---- Records for processing
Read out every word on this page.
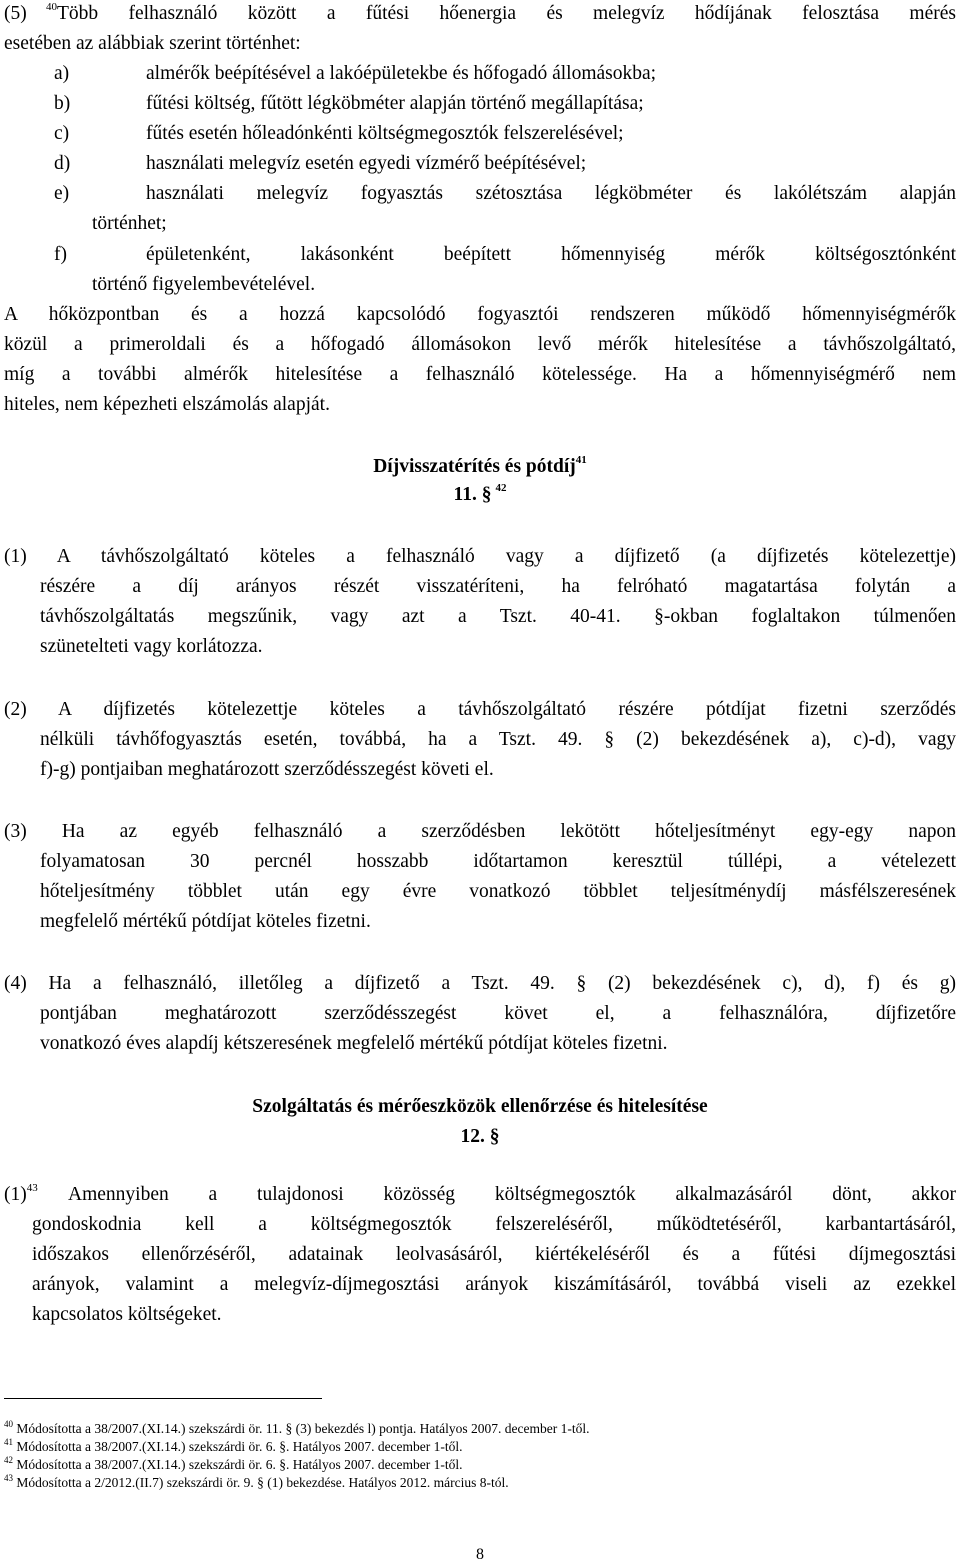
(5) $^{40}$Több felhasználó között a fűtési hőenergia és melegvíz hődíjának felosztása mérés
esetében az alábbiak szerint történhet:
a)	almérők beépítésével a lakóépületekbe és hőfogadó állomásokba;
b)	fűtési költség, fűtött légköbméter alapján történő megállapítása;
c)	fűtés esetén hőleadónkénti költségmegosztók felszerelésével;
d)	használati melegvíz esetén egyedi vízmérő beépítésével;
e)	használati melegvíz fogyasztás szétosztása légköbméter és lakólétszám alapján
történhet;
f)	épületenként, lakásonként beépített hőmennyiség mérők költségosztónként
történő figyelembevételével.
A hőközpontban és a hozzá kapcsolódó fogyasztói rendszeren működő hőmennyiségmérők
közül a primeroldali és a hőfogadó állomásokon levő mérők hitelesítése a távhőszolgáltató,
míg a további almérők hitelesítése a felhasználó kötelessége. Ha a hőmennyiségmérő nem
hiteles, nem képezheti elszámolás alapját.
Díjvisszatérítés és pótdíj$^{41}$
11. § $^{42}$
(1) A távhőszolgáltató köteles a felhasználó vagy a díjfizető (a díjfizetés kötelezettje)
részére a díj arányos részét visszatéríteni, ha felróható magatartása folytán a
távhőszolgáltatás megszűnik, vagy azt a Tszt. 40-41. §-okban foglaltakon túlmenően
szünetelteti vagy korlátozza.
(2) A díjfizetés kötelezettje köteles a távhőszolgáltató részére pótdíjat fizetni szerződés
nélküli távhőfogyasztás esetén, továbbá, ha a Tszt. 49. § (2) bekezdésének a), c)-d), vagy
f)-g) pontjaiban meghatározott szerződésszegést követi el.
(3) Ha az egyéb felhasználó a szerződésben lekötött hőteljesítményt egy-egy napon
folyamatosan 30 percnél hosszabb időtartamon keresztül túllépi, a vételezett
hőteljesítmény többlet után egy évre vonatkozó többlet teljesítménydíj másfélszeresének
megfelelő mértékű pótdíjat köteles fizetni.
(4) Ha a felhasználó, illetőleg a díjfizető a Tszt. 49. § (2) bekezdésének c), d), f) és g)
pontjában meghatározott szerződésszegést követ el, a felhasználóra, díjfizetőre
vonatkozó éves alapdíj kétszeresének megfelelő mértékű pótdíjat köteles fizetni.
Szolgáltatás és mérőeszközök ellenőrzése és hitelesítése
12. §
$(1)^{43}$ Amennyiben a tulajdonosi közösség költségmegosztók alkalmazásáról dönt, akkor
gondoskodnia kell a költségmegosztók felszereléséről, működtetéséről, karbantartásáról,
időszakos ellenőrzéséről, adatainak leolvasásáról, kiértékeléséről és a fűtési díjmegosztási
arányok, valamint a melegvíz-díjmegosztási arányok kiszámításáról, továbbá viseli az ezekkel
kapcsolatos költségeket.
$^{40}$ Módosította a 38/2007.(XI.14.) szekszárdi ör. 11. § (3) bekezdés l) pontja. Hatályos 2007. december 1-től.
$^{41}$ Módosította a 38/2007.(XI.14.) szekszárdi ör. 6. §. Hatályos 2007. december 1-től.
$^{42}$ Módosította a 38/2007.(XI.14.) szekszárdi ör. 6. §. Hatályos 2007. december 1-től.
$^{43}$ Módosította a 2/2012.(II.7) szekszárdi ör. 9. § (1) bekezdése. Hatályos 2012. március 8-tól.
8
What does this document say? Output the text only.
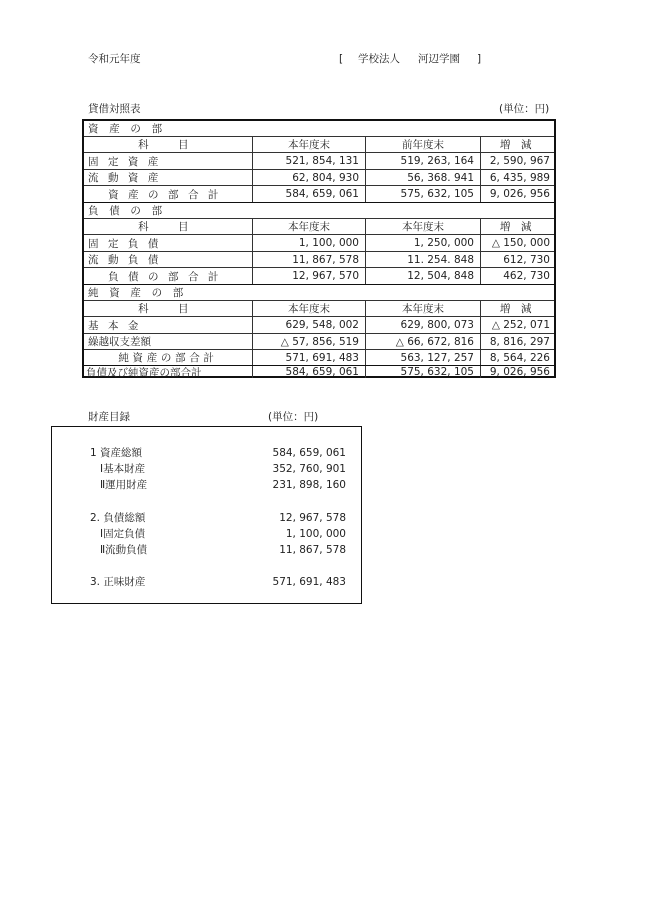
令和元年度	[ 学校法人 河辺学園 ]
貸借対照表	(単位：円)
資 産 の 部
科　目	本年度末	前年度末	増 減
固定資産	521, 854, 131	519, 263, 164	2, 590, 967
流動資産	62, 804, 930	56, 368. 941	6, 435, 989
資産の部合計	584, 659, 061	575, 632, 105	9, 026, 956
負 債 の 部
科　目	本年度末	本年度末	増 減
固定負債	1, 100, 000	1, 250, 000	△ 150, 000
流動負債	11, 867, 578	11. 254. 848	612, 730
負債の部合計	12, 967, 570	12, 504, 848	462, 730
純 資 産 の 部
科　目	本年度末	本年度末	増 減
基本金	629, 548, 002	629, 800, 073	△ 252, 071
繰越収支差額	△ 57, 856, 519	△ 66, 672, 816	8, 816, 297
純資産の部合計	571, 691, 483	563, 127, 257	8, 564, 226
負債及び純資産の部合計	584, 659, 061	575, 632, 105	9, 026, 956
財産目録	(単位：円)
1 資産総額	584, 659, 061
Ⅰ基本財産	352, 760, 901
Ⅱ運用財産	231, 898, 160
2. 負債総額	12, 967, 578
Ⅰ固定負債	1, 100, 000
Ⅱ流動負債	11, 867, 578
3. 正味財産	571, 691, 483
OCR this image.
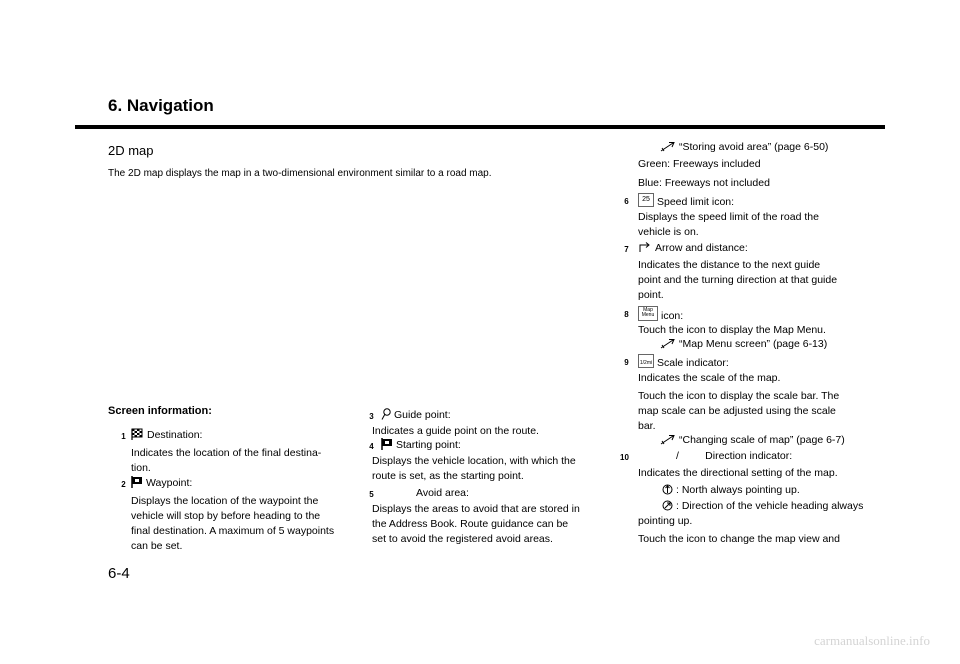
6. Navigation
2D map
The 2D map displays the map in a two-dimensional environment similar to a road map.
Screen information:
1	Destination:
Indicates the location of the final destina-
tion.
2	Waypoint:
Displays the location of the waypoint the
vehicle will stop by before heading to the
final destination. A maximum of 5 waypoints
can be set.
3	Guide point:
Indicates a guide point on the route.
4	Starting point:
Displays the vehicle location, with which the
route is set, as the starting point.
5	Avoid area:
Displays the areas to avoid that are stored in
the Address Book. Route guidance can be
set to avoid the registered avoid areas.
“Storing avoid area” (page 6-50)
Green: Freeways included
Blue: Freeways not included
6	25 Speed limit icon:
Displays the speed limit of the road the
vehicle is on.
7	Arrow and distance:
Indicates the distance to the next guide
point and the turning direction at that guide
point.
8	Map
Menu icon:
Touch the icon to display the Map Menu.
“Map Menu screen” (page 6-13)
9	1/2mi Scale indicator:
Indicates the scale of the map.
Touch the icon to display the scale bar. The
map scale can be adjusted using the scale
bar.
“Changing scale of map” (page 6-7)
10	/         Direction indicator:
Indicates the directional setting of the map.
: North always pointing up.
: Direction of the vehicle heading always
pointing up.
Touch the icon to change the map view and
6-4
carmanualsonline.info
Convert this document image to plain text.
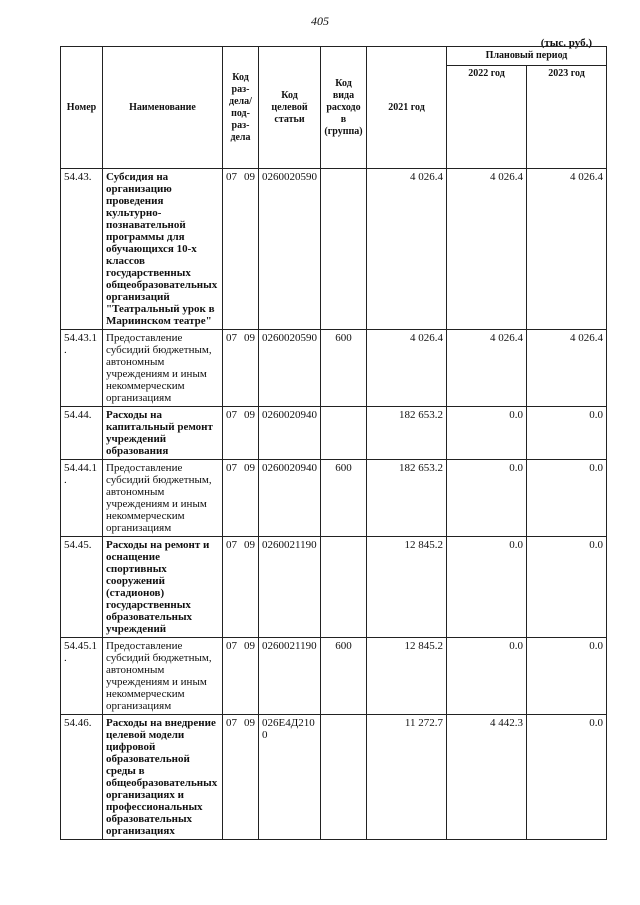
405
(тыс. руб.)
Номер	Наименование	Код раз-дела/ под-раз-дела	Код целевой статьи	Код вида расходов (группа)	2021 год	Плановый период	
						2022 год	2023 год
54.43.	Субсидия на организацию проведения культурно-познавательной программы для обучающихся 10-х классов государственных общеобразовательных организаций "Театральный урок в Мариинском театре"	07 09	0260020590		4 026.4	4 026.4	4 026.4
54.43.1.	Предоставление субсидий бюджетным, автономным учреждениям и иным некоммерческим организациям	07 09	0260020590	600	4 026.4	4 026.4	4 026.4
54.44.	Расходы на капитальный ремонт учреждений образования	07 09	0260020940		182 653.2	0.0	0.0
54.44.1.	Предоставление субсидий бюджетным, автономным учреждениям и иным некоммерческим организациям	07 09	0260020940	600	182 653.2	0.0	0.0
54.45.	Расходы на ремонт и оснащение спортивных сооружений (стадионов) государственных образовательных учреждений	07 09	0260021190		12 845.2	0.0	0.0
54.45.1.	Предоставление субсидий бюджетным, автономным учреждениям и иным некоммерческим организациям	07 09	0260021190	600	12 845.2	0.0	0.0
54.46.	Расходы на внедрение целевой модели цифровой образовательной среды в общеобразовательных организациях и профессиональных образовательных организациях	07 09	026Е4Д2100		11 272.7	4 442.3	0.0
--------
Exercise description:
Print out the whole of the material word for word, without pictures.

Final result:
Read out every word on this page.
(5) $^{40}$Több felhasználó között a fűtési hőenergia és melegvíz hődíjának felosztása mérés
esetében az alábbiak szerint történhet:
a)	almérők beépítésével a lakóépületekbe és hőfogadó állomásokba;
b)	fűtési költség, fűtött légköbméter alapján történő megállapítása;
c)	fűtés esetén hőleadónkénti költségmegosztók felszerelésével;
d)	használati melegvíz esetén egyedi vízmérő beépítésével;
e)	használati melegvíz fogyasztás szétosztása légköbméter és lakólétszám alapján
történhet;
f)	épületenként, lakásonként beépített hőmennyiség mérők költségosztónként
történő figyelembevételével.
A hőközpontban és a hozzá kapcsolódó fogyasztói rendszeren működő hőmennyiségmérők
közül a primeroldali és a hőfogadó állomásokon levő mérők hitelesítése a távhőszolgáltató,
míg a további almérők hitelesítése a felhasználó kötelessége. Ha a hőmennyiségmérő nem
hiteles, nem képezheti elszámolás alapját.
Díjvisszatérítés és pótdíj$^{41}$
11. § $^{42}$
(1) A távhőszolgáltató köteles a felhasználó vagy a díjfizető (a díjfizetés kötelezettje)
részére a díj arányos részét visszatéríteni, ha felróható magatartása folytán a
távhőszolgáltatás megszűnik, vagy azt a Tszt. 40-41. §-okban foglaltakon túlmenően
szünetelteti vagy korlátozza.
(2) A díjfizetés kötelezettje köteles a távhőszolgáltató részére pótdíjat fizetni szerződés
nélküli távhőfogyasztás esetén, továbbá, ha a Tszt. 49. § (2) bekezdésének a), c)-d), vagy
f)-g) pontjaiban meghatározott szerződésszegést követi el.
(3) Ha az egyéb felhasználó a szerződésben lekötött hőteljesítményt egy-egy napon
folyamatosan 30 percnél hosszabb időtartamon keresztül túllépi, a vételezett
hőteljesítmény többlet után egy évre vonatkozó többlet teljesítménydíj másfélszeresének
megfelelő mértékű pótdíjat köteles fizetni.
(4) Ha a felhasználó, illetőleg a díjfizető a Tszt. 49. § (2) bekezdésének c), d), f) és g)
pontjában meghatározott szerződésszegést követ el, a felhasználóra, díjfizetőre
vonatkozó éves alapdíj kétszeresének megfelelő mértékű pótdíjat köteles fizetni.
Szolgáltatás és mérőeszközök ellenőrzése és hitelesítése
12. §
$(1)^{43}$ Amennyiben a tulajdonosi közösség költségmegosztók alkalmazásáról dönt, akkor
gondoskodnia kell a költségmegosztók felszereléséről, működtetéséről, karbantartásáról,
időszakos ellenőrzéséről, adatainak leolvasásáról, kiértékeléséről és a fűtési díjmegosztási
arányok, valamint a melegvíz-díjmegosztási arányok kiszámításáról, továbbá viseli az ezekkel
kapcsolatos költségeket.
$^{40}$ Módosította a 38/2007.(XI.14.) szekszárdi ör. 11. § (3) bekezdés l) pontja. Hatályos 2007. december 1-től.
$^{41}$ Módosította a 38/2007.(XI.14.) szekszárdi ör. 6. §. Hatályos 2007. december 1-től.
$^{42}$ Módosította a 38/2007.(XI.14.) szekszárdi ör. 6. §. Hatályos 2007. december 1-től.
$^{43}$ Módosította a 2/2012.(II.7) szekszárdi ör. 9. § (1) bekezdése. Hatályos 2012. március 8-tól.
8
What does this document say? Output the text only.
令和元年度	[ 学校法人 河辺学園 ]
貸借対照表	(単位：円)
資 産 の 部
科　目	本年度末	前年度末	増 減
固定資産	521, 854, 131	519, 263, 164	2, 590, 967
流動資産	62, 804, 930	56, 368. 941	6, 435, 989
資産の部合計	584, 659, 061	575, 632, 105	9, 026, 956
負 債 の 部
科　目	本年度末	本年度末	増 減
固定負債	1, 100, 000	1, 250, 000	△ 150, 000
流動負債	11, 867, 578	11. 254. 848	612, 730
負債の部合計	12, 967, 570	12, 504, 848	462, 730
純 資 産 の 部
科　目	本年度末	本年度末	増 減
基本金	629, 548, 002	629, 800, 073	△ 252, 071
繰越収支差額	△ 57, 856, 519	△ 66, 672, 816	8, 816, 297
純資産の部合計	571, 691, 483	563, 127, 257	8, 564, 226
負債及び純資産の部合計	584, 659, 061	575, 632, 105	9, 026, 956
財産目録	(単位：円)
1 資産総額	584, 659, 061
Ⅰ基本財産	352, 760, 901
Ⅱ運用財産	231, 898, 160
2. 負債総額	12, 967, 578
Ⅰ固定負債	1, 100, 000
Ⅱ流動負債	11, 867, 578
3. 正味財産	571, 691, 483
OCR this image.
6. Navigation
2D map
The 2D map displays the map in a two-dimensional environment similar to a road map.
Screen information:
1	Destination:
Indicates the location of the final destina-
tion.
2	Waypoint:
Displays the location of the waypoint the
vehicle will stop by before heading to the
final destination. A maximum of 5 waypoints
can be set.
3	Guide point:
Indicates a guide point on the route.
4	Starting point:
Displays the vehicle location, with which the
route is set, as the starting point.
5	Avoid area:
Displays the areas to avoid that are stored in
the Address Book. Route guidance can be
set to avoid the registered avoid areas.
“Storing avoid area” (page 6-50)
Green: Freeways included
Blue: Freeways not included
6	25 Speed limit icon:
Displays the speed limit of the road the
vehicle is on.
7	Arrow and distance:
Indicates the distance to the next guide
point and the turning direction at that guide
point.
8	Map
Menu icon:
Touch the icon to display the Map Menu.
“Map Menu screen” (page 6-13)
9	1/2mi Scale indicator:
Indicates the scale of the map.
Touch the icon to display the scale bar. The
map scale can be adjusted using the scale
bar.
“Changing scale of map” (page 6-7)
10	/         Direction indicator:
Indicates the directional setting of the map.
: North always pointing up.
: Direction of the vehicle heading always
pointing up.
Touch the icon to change the map view and
6-4
carmanualsonline.info
Convert this document image to plain text.
405
(тыс. руб.)
Номер	Наименование	Код раз-дела/ под-раз-дела	Код целевой статьи	Код вида расходов (группа)	2021 год	Плановый период	
						2022 год	2023 год
54.43.	Субсидия на организацию проведения культурно-познавательной программы для обучающихся 10-х классов государственных общеобразовательных организаций "Театральный урок в Мариинском театре"	07 09	0260020590		4 026.4	4 026.4	4 026.4
54.43.1.	Предоставление субсидий бюджетным, автономным учреждениям и иным некоммерческим организациям	07 09	0260020590	600	4 026.4	4 026.4	4 026.4
54.44.	Расходы на капитальный ремонт учреждений образования	07 09	0260020940		182 653.2	0.0	0.0
54.44.1.	Предоставление субсидий бюджетным, автономным учреждениям и иным некоммерческим организациям	07 09	0260020940	600	182 653.2	0.0	0.0
54.45.	Расходы на ремонт и оснащение спортивных сооружений (стадионов) государственных образовательных учреждений	07 09	0260021190		12 845.2	0.0	0.0
54.45.1.	Предоставление субсидий бюджетным, автономным учреждениям и иным некоммерческим организациям	07 09	0260021190	600	12 845.2	0.0	0.0
54.46.	Расходы на внедрение целевой модели цифровой образовательной среды в общеобразовательных организациях и профессиональных образовательных организациях	07 09	026Е4Д2100		11 272.7	4 442.3	0.0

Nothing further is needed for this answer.